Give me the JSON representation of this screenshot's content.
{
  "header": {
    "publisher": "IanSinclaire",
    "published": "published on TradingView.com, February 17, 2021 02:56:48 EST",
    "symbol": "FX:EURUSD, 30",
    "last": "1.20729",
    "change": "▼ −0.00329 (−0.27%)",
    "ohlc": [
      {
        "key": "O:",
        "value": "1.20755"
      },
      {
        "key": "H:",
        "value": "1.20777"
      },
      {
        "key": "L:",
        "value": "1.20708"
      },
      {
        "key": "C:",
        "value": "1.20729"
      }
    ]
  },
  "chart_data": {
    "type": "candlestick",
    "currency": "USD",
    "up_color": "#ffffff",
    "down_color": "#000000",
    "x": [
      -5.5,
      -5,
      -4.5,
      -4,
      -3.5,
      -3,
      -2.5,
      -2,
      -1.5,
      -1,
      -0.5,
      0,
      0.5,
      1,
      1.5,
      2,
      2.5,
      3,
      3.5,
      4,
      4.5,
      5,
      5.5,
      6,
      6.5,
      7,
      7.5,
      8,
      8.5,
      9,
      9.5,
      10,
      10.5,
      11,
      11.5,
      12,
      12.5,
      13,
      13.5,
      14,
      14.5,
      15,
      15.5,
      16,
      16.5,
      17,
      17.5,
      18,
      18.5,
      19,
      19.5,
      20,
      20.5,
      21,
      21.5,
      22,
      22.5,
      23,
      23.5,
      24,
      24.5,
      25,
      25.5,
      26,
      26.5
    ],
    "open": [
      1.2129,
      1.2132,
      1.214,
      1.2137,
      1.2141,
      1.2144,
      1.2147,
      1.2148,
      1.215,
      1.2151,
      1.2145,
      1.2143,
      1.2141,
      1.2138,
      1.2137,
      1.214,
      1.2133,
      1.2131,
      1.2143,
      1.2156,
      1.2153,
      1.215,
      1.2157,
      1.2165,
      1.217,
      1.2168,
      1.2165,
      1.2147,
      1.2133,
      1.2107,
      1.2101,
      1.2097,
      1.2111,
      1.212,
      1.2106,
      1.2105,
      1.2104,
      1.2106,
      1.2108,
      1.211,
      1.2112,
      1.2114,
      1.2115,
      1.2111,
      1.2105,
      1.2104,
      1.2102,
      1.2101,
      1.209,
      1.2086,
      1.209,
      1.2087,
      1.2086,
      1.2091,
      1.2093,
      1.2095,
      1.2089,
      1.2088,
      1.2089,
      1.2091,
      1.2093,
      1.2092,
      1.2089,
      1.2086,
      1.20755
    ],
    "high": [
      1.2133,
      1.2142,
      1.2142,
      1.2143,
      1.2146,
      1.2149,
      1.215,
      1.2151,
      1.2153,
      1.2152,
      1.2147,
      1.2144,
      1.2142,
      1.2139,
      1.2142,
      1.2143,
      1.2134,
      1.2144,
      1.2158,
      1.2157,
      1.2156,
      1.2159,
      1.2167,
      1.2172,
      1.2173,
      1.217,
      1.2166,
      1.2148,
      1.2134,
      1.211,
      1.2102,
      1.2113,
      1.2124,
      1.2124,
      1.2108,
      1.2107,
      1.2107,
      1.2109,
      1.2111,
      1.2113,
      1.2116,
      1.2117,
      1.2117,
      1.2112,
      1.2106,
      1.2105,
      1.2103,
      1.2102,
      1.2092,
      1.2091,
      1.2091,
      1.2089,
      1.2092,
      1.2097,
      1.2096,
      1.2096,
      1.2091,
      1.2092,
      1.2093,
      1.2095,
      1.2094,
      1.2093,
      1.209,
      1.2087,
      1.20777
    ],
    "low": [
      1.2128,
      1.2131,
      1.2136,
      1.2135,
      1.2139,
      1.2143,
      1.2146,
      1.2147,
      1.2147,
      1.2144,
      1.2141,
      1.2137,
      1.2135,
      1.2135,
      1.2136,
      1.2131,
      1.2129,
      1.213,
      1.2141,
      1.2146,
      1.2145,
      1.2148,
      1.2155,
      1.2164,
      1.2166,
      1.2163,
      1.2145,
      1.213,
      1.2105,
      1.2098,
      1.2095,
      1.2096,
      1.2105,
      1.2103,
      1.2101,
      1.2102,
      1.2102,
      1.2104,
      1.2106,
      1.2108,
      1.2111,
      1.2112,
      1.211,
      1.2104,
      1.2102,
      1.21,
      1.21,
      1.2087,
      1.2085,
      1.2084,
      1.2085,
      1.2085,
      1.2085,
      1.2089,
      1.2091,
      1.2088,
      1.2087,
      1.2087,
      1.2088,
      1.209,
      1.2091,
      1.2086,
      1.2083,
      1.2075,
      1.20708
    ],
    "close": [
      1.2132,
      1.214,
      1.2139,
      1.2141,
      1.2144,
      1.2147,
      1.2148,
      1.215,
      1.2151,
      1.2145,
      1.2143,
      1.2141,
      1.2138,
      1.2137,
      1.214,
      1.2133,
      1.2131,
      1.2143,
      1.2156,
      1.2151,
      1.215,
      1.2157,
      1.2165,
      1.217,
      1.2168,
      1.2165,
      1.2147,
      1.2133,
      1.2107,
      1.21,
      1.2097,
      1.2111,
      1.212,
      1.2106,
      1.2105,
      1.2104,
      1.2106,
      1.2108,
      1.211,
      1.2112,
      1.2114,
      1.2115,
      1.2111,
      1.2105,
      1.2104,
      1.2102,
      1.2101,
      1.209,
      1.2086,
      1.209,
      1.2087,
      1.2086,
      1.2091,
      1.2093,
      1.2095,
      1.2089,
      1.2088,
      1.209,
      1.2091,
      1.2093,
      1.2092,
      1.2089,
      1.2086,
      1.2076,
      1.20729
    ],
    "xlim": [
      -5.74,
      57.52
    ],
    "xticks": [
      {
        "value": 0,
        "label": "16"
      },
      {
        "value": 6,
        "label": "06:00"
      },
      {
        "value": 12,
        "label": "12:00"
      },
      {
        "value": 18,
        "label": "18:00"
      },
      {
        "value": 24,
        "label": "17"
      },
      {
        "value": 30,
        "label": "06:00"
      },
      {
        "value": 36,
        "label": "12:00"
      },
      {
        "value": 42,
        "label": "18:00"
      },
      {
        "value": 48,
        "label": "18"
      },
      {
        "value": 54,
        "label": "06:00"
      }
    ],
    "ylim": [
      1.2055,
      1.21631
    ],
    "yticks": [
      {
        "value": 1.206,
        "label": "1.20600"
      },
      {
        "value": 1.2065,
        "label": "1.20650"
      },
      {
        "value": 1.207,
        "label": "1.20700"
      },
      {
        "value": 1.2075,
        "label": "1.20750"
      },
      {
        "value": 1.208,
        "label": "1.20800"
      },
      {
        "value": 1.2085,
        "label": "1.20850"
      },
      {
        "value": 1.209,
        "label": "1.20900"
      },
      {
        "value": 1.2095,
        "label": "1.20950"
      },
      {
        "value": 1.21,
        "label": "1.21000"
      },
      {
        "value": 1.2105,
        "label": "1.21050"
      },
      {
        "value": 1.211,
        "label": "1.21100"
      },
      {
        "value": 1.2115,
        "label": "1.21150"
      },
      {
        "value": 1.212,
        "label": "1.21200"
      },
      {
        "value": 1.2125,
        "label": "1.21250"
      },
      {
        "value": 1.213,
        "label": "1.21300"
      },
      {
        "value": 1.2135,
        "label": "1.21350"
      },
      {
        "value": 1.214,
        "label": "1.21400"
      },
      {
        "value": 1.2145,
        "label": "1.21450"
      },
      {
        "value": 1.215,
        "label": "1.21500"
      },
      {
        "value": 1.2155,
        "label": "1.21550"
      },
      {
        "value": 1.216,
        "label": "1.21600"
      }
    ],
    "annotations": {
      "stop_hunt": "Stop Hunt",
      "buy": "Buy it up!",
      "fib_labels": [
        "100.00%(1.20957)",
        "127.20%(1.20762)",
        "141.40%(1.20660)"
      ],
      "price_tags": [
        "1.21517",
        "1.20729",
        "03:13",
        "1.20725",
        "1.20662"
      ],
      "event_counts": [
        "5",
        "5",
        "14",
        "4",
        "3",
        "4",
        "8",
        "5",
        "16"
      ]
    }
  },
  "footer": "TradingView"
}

#### OBJECTIVE:
Take every line above carrying "TradingView" and return it.

#### THE REPLY:
    "published": "published on TradingView.com, February 17, 2021 02:56:48 EST",
  "footer": "TradingView"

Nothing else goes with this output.